Brief: Identify the lines containing the word "this". Copy each one.
★ ★ ★ ★
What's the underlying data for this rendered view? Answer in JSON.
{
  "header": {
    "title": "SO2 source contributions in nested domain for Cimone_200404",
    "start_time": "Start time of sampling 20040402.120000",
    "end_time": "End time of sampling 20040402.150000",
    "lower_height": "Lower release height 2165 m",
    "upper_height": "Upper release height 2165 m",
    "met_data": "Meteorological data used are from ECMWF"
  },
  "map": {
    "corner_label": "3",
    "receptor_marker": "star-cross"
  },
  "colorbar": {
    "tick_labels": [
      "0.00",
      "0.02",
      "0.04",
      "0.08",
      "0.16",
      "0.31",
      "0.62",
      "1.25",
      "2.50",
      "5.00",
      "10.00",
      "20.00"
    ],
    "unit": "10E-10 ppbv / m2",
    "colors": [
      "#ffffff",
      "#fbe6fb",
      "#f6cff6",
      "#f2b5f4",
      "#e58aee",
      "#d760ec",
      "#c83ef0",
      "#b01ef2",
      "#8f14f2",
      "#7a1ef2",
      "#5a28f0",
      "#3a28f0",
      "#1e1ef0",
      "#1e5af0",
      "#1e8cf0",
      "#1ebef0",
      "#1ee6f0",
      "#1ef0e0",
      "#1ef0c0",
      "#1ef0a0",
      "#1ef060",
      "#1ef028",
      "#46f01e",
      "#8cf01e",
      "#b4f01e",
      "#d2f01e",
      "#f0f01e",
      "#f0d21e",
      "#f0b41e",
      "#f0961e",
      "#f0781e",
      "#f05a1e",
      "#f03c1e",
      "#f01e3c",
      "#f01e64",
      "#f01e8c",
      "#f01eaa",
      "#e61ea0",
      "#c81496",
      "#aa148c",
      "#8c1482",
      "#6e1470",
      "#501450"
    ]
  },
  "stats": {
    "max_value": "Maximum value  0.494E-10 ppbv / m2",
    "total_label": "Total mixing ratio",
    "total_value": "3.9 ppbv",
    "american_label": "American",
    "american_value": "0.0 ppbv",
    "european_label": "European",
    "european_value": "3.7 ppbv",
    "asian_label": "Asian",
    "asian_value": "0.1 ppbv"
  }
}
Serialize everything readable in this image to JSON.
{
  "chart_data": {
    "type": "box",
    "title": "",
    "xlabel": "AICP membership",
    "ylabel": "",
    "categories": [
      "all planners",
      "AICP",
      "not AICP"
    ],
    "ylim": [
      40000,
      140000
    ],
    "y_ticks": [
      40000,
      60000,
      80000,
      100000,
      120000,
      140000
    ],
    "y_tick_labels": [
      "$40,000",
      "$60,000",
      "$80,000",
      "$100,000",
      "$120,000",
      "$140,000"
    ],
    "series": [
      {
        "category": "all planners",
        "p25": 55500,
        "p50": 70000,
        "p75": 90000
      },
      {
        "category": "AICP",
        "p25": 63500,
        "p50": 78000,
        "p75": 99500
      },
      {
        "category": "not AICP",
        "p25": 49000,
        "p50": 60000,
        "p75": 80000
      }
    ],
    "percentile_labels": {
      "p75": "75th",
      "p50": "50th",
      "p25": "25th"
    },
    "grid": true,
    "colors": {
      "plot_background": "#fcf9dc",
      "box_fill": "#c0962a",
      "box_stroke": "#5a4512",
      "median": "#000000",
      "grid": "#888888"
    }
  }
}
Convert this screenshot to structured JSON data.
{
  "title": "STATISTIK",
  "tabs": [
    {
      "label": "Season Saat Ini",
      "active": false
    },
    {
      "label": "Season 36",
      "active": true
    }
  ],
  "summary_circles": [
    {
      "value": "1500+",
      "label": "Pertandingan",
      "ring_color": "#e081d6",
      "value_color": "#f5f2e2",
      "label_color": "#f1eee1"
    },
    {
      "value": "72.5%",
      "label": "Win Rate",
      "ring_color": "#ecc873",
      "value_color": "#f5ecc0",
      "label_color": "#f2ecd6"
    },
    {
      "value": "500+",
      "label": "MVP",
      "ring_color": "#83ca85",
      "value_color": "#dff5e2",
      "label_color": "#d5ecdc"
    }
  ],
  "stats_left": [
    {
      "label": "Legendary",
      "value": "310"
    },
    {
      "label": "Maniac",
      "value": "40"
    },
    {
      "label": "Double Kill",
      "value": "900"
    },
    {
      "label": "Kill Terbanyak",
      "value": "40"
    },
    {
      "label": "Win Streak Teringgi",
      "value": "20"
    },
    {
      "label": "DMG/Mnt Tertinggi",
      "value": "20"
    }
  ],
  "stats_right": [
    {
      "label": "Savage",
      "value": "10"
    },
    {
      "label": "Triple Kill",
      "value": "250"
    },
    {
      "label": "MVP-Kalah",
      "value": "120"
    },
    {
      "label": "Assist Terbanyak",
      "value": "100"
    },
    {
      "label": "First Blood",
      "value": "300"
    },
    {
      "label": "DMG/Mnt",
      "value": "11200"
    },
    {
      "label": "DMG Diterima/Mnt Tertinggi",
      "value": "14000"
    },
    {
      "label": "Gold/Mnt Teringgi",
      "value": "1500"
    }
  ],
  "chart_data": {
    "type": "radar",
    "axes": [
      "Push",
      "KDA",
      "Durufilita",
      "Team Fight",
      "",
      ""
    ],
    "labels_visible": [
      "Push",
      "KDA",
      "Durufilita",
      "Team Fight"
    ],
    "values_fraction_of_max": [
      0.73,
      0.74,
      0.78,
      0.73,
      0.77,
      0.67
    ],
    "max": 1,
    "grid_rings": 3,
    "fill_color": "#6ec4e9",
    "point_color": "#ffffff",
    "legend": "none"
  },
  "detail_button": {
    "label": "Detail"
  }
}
★ ★ ★ ★
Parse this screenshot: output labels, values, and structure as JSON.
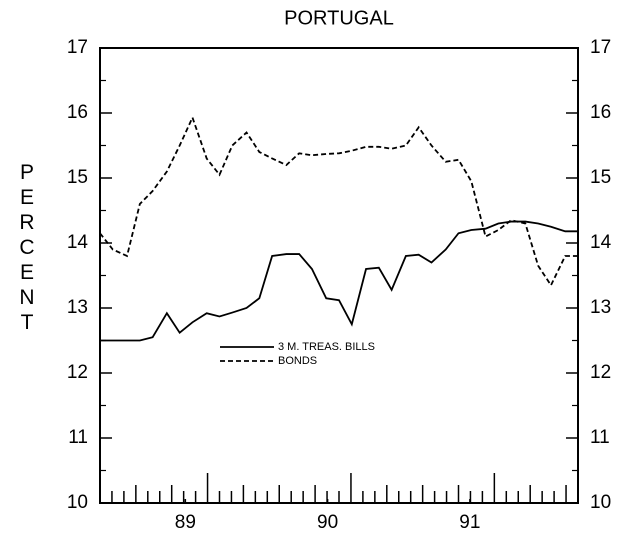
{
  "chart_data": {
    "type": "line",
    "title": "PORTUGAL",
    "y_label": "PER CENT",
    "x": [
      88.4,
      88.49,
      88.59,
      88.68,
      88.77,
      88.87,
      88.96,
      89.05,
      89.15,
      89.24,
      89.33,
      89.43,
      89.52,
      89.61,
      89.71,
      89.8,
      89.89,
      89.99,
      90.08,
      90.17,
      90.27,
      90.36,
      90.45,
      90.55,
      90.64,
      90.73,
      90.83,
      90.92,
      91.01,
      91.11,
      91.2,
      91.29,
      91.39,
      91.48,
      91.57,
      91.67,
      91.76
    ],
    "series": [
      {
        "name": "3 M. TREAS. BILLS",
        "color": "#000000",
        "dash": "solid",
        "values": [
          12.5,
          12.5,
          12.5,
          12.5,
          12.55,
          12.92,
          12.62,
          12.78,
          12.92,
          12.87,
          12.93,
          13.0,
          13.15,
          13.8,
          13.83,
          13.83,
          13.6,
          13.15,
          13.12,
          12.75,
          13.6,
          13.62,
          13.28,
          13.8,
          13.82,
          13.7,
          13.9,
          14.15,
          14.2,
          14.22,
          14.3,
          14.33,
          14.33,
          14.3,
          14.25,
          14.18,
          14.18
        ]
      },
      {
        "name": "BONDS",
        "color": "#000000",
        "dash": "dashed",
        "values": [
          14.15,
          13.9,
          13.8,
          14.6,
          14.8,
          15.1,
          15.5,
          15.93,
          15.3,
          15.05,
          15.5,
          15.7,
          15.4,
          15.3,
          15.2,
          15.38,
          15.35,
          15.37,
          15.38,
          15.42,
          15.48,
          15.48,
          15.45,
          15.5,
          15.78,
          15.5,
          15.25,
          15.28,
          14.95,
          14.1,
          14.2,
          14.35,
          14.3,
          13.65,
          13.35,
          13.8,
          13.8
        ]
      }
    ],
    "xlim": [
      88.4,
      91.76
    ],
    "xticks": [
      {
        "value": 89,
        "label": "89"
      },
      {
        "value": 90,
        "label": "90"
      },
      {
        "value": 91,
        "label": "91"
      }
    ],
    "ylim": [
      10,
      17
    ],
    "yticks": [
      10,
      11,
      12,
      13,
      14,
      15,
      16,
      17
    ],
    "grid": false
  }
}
★ ★ ★ ★
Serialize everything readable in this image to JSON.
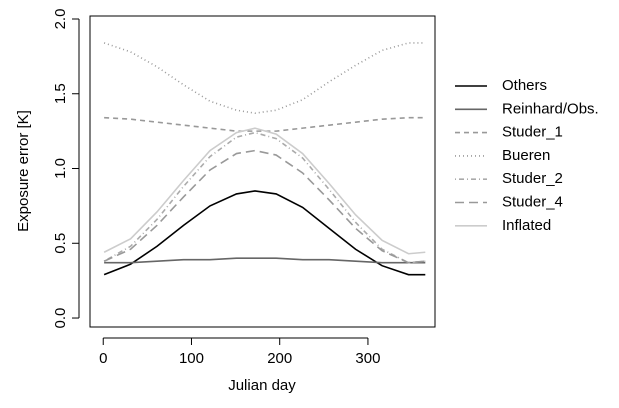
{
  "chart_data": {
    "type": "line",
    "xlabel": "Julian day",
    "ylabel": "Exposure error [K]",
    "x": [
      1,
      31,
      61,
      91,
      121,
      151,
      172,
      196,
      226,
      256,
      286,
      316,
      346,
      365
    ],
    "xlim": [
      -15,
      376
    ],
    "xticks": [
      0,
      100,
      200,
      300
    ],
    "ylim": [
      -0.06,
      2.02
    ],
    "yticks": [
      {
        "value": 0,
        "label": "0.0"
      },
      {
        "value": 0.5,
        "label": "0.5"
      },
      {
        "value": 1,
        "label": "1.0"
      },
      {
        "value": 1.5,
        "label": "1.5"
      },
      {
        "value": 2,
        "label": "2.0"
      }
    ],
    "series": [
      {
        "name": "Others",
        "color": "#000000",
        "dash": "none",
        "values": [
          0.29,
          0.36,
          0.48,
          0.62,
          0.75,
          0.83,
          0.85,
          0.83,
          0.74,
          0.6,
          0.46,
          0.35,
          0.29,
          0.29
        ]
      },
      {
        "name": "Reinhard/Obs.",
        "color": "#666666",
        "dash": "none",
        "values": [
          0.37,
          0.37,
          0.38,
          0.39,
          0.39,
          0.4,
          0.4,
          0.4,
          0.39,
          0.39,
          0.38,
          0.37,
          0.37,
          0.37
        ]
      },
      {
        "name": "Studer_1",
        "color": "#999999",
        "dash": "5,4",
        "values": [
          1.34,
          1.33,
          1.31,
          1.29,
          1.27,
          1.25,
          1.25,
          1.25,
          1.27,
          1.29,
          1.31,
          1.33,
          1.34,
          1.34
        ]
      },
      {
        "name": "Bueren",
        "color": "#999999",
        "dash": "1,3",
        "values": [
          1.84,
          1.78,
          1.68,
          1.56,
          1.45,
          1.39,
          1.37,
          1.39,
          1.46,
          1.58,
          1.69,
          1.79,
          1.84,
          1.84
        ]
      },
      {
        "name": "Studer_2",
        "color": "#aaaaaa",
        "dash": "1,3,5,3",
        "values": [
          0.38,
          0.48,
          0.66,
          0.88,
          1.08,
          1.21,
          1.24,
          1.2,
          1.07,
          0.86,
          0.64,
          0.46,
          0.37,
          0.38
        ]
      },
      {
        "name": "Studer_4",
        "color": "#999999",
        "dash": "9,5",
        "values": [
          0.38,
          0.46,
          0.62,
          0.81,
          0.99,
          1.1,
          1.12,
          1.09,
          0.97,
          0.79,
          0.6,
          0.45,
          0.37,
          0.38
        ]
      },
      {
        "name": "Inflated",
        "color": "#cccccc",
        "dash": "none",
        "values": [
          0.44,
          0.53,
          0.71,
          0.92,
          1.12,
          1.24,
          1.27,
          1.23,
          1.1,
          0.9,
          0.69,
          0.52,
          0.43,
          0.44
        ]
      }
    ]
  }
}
★ ★ ★ ★
Final answer:
What's the underlying data for this rendered view? Answer in JSON.
Serialize everything readable in this image to JSON.
Convert this screenshot to structured JSON data.
Parse this screenshot: output labels, values, and structure as JSON.
Serialize everything readable in this image to JSON.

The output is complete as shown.